(Entries taken from a collection)
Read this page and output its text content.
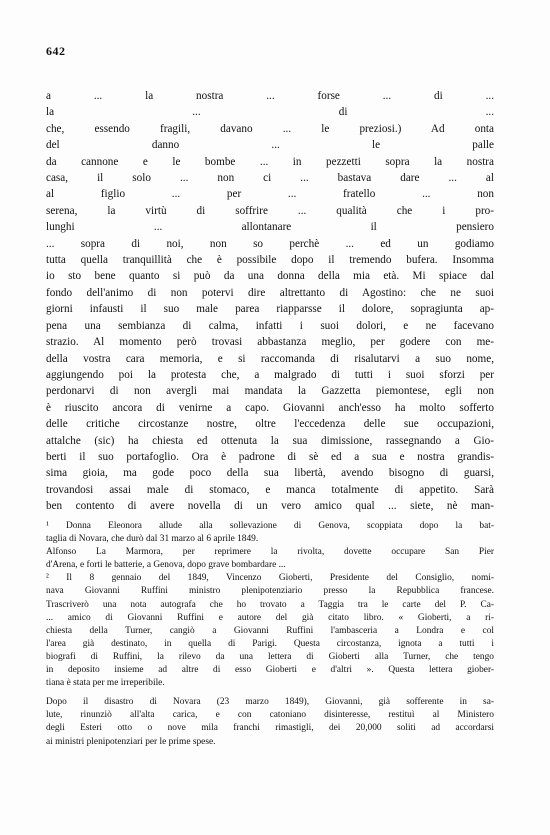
642
a ... la nostra ... forse ... di ...
la ... di ...
che, essendo fragili, davano ... le preziosi.) Ad onta
del danno ... le palle
da cannone e le bombe ... in pezzetti sopra la nostra
casa, il solo ... non ci ... bastava dare ... al
al figlio ... per ... fratello ... non
serena, la virtù di soffrire ... qualità che i pro-
lunghi ... allontanare il pensiero
... sopra di noi, non so perchè ... ed un godiamo
tutta quella tranquillità che è possibile dopo il tremendo bufera. Insomma
io sto bene quanto si può da una donna della mia età. Mi spiace dal
fondo dell'animo di non potervi dire altrettanto di Agostino: che ne suoi
giorni infausti il suo male parea riapparsse il dolore, sopragiunta ap-
pena una sembianza di calma, infatti i suoi dolori, e ne facevano
strazio. Al momento però trovasi abbastanza meglio, per godere con me-
della vostra cara memoria, e si raccomanda di risalutarvi a suo nome,
aggiungendo poi la protesta che, a malgrado di tutti i suoi sforzi per
perdonarvi di non avergli mai mandata la Gazzetta piemontese, egli non
è riuscito ancora di venirne a capo. Giovanni anch'esso ha molto sofferto
delle critiche circostanze nostre, oltre l'eccedenza delle sue occupazioni,
attalche (sic) ha chiesta ed ottenuta la sua dimissione, rassegnando a Gio-
berti il suo portafoglio. Ora è padrone di sè ed a sua e nostra grandis-
sima gioia, ma gode poco della sua libertà, avendo bisogno di guarsi,
trovandosi assai male di stomaco, e manca totalmente di appetito. Sarà
ben contento di avere novella di un vero amico qual ... siete, nè man-
¹ Donna Eleonora allude alla sollevazione di Genova, scoppiata dopo la bat-
taglia di Novara, che durò dal 31 marzo al 6 aprile 1849.
Alfonso La Marmora, per reprimere la rivolta, dovette occupare San Pier
d'Arena, e forti le batterie, a Genova, dopo grave bombardare ...
² Il 8 gennaio del 1849, Vincenzo Gioberti, Presidente del Consiglio, nomi-
nava Giovanni Ruffini ministro plenipotenziario presso la Repubblica francese.
Trascriverò una nota autografa che ho trovato a Taggia tra le carte del P. Ca-
... amico di Giovanni Ruffini e autore del già citato libro. « Gioberti, a ri-
chiesta della Turner, cangiò a Giovanni Ruffini l'ambasceria a Londra e col
l'area già destinato, in quella di Parigi. Questa circostanza, ignota a tutti i
biografi di Ruffini, la rilevo da una lettera di Gioberti alla Turner, che tengo
in deposito insieme ad altre di esso Gioberti e d'altri ». Questa lettera giober-
tiana è stata per me irreperibile.
Dopo il disastro di Novara (23 marzo 1849), Giovanni, già sofferente in sa-
lute, rinunziò all'alta carica, e con catoniano disinteresse, restituì al Ministero
degli Esteri otto o nove mila franchi rimastigli, dei 20,000 soliti ad accordarsi
ai ministri plenipotenziari per le prime spese.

TASK INSTRUCTIONS » Search the data for the string "alla" and copy each line where it appears.

THE SOLUTION »
¹ Donna Eleonora allude alla sollevazione di Genova, scoppiata dopo la bat-
biografi di Ruffini, la rilevo da una lettera di Gioberti alla Turner, che tengo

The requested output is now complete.